Pull out every line below that holds the word "JSON".

[Stored data]
----------

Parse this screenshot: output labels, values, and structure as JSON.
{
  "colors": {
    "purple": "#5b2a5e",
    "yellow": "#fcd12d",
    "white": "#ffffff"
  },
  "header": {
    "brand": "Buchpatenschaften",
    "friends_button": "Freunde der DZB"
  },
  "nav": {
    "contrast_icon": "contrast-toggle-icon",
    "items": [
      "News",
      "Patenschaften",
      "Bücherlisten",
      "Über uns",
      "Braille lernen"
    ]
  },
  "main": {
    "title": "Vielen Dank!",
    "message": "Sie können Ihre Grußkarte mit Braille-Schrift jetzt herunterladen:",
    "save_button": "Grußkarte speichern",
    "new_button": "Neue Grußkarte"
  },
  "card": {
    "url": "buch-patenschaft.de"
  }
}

----------

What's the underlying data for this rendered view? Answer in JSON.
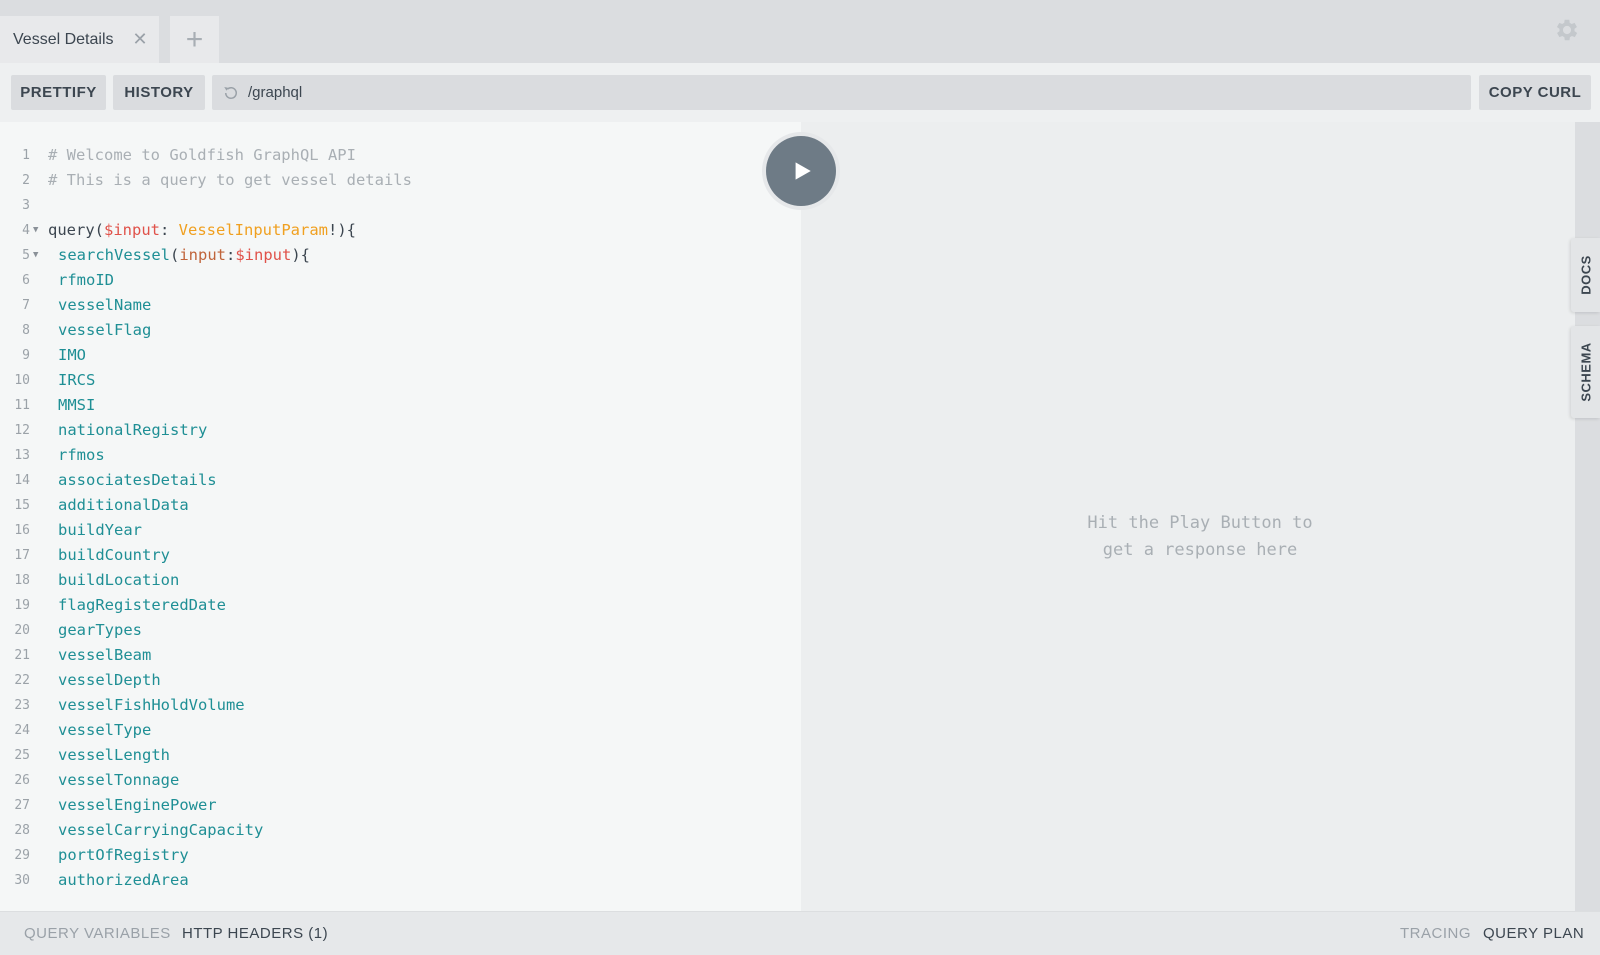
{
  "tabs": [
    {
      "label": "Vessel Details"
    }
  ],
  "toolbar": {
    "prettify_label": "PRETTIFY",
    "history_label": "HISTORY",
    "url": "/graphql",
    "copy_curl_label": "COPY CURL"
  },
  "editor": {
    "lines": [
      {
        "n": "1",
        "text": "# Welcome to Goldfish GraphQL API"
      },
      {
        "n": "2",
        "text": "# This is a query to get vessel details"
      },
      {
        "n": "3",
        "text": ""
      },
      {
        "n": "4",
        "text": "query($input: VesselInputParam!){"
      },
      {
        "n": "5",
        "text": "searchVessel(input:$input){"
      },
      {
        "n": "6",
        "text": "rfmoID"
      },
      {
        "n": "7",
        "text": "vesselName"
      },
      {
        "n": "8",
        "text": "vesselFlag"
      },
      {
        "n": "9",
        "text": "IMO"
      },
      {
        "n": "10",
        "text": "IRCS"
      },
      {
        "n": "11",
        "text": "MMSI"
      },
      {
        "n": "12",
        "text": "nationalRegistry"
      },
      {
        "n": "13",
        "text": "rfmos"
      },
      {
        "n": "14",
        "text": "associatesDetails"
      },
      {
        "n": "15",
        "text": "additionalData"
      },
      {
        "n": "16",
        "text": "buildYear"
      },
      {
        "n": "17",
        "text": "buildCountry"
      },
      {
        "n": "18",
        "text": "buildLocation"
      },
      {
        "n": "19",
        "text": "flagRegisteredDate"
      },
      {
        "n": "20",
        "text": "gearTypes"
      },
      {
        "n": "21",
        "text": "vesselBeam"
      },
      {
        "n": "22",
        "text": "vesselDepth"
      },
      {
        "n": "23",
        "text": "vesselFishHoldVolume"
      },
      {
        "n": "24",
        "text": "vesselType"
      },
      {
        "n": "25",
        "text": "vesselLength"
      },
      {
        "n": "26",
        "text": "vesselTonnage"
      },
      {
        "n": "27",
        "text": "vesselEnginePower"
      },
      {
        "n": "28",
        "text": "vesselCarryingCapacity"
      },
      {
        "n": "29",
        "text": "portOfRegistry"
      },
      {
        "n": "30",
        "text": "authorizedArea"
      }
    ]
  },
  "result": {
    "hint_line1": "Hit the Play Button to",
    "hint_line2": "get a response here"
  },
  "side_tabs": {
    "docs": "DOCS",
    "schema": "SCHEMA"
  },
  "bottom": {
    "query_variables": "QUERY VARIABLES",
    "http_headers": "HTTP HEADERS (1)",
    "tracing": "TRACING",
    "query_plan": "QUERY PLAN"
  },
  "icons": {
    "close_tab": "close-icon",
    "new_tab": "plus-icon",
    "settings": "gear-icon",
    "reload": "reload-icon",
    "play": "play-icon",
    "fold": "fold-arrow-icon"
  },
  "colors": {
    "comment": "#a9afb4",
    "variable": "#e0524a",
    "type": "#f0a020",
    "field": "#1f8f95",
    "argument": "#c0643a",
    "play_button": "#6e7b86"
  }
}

----------

## [Output]
Parse this screenshot: output labels, values, and structure as JSON.
What's the underlying data for this rendered view? Answer in JSON.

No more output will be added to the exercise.